Data extracted from a collection

===============

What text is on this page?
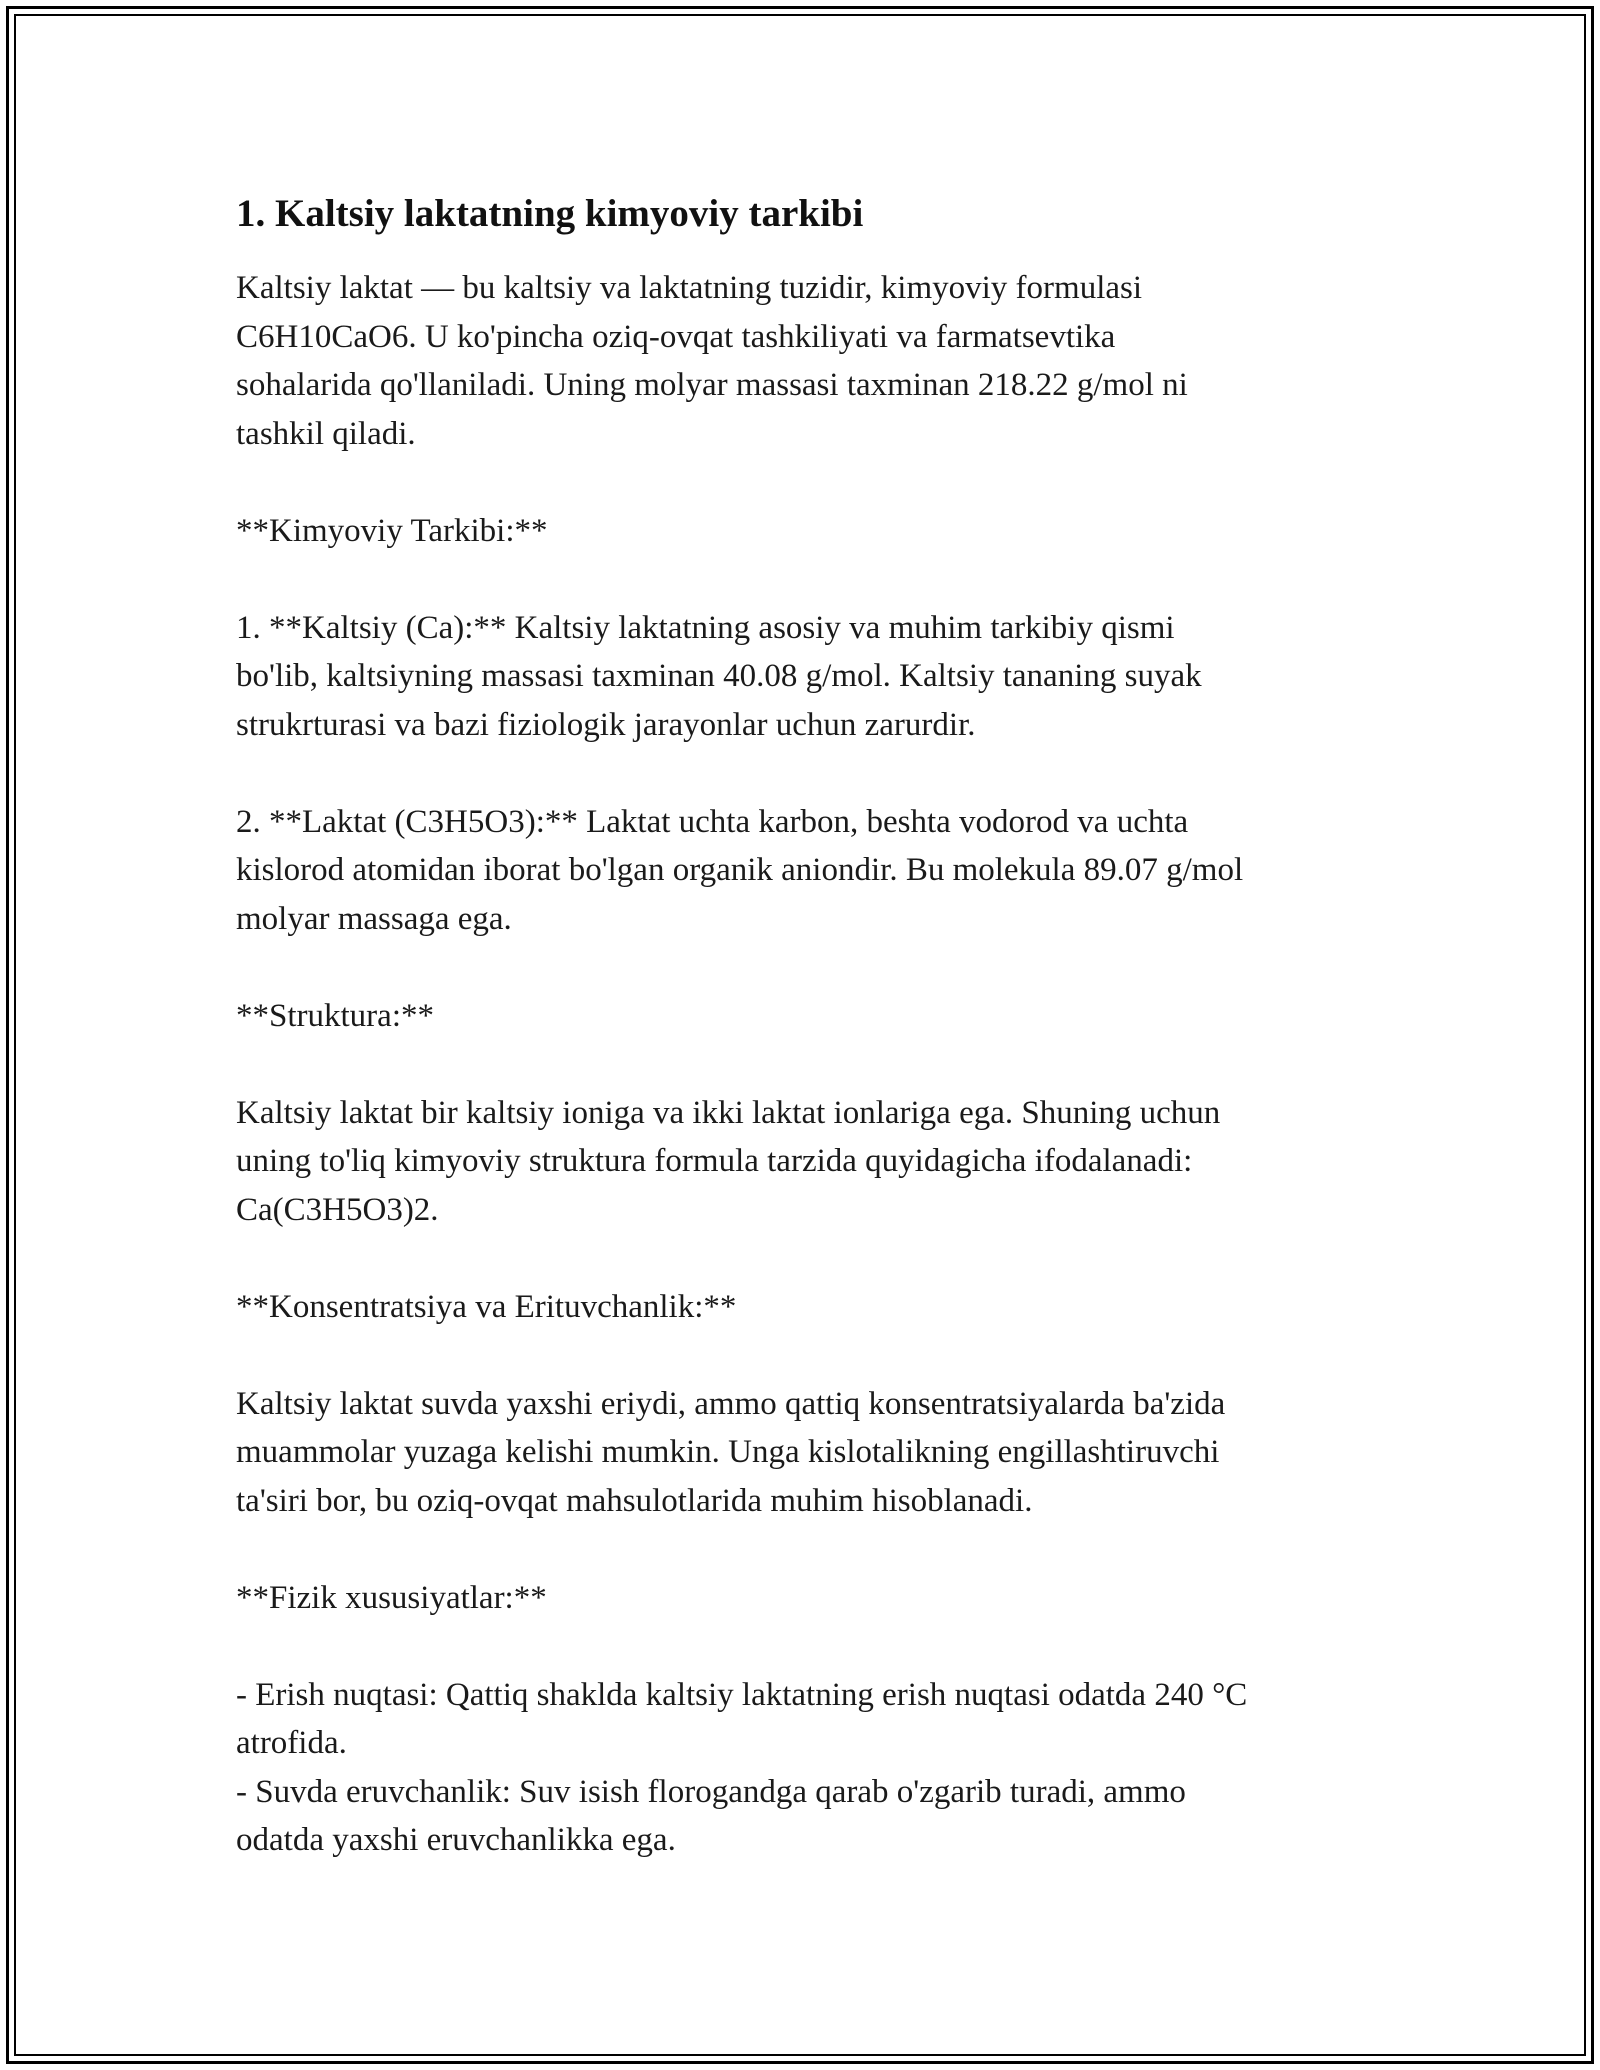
1. Kaltsiy laktatning kimyoviy tarkibi

Kaltsiy laktat — bu kaltsiy va laktatning tuzidir, kimyoviy formulasi
C6H10CaO6. U ko'pincha oziq-ovqat tashkiliyati va farmatsevtika
sohalarida qo'llaniladi. Uning molyar massasi taxminan 218.22 g/mol ni
tashkil qiladi.

**Kimyoviy Tarkibi:**

1. **Kaltsiy (Ca):** Kaltsiy laktatning asosiy va muhim tarkibiy qismi
bo'lib, kaltsiyning massasi taxminan 40.08 g/mol. Kaltsiy tananing suyak
strukrturasi va bazi fiziologik jarayonlar uchun zarurdir.

2. **Laktat (C3H5O3):** Laktat uchta karbon, beshta vodorod va uchta
kislorod atomidan iborat bo'lgan organik aniondir. Bu molekula 89.07 g/mol
molyar massaga ega.

**Struktura:**

Kaltsiy laktat bir kaltsiy ioniga va ikki laktat ionlariga ega. Shuning uchun
uning to'liq kimyoviy struktura formula tarzida quyidagicha ifodalanadi:
Ca(C3H5O3)2.

**Konsentratsiya va Erituvchanlik:**

Kaltsiy laktat suvda yaxshi eriydi, ammo qattiq konsentratsiyalarda ba'zida
muammolar yuzaga kelishi mumkin. Unga kislotalikning engillashtiruvchi
ta'siri bor, bu oziq-ovqat mahsulotlarida muhim hisoblanadi.

**Fizik xususiyatlar:**

- Erish nuqtasi: Qattiq shaklda kaltsiy laktatning erish nuqtasi odatda 240 °C
atrofida.
- Suvda eruvchanlik: Suv isish florogandga qarab o'zgarib turadi, ammo
odatda yaxshi eruvchanlikka ega.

===============

## GIVEN PROBLEM
Give every record back exactly as it reads, with no images.

## ANSWER TO THE TASK
What text is on this page?
1. Kaltsiy laktatning kimyoviy tarkibi

Kaltsiy laktat — bu kaltsiy va laktatning tuzidir, kimyoviy formulasi
C6H10CaO6. U ko'pincha oziq-ovqat tashkiliyati va farmatsevtika
sohalarida qo'llaniladi. Uning molyar massasi taxminan 218.22 g/mol ni
tashkil qiladi.

**Kimyoviy Tarkibi:**

1. **Kaltsiy (Ca):** Kaltsiy laktatning asosiy va muhim tarkibiy qismi
bo'lib, kaltsiyning massasi taxminan 40.08 g/mol. Kaltsiy tananing suyak
strukrturasi va bazi fiziologik jarayonlar uchun zarurdir.

2. **Laktat (C3H5O3):** Laktat uchta karbon, beshta vodorod va uchta
kislorod atomidan iborat bo'lgan organik aniondir. Bu molekula 89.07 g/mol
molyar massaga ega.

**Struktura:**

Kaltsiy laktat bir kaltsiy ioniga va ikki laktat ionlariga ega. Shuning uchun
uning to'liq kimyoviy struktura formula tarzida quyidagicha ifodalanadi:
Ca(C3H5O3)2.

**Konsentratsiya va Erituvchanlik:**

Kaltsiy laktat suvda yaxshi eriydi, ammo qattiq konsentratsiyalarda ba'zida
muammolar yuzaga kelishi mumkin. Unga kislotalikning engillashtiruvchi
ta'siri bor, bu oziq-ovqat mahsulotlarida muhim hisoblanadi.

**Fizik xususiyatlar:**

- Erish nuqtasi: Qattiq shaklda kaltsiy laktatning erish nuqtasi odatda 240 °C
atrofida.
- Suvda eruvchanlik: Suv isish florogandga qarab o'zgarib turadi, ammo
odatda yaxshi eruvchanlikka ega.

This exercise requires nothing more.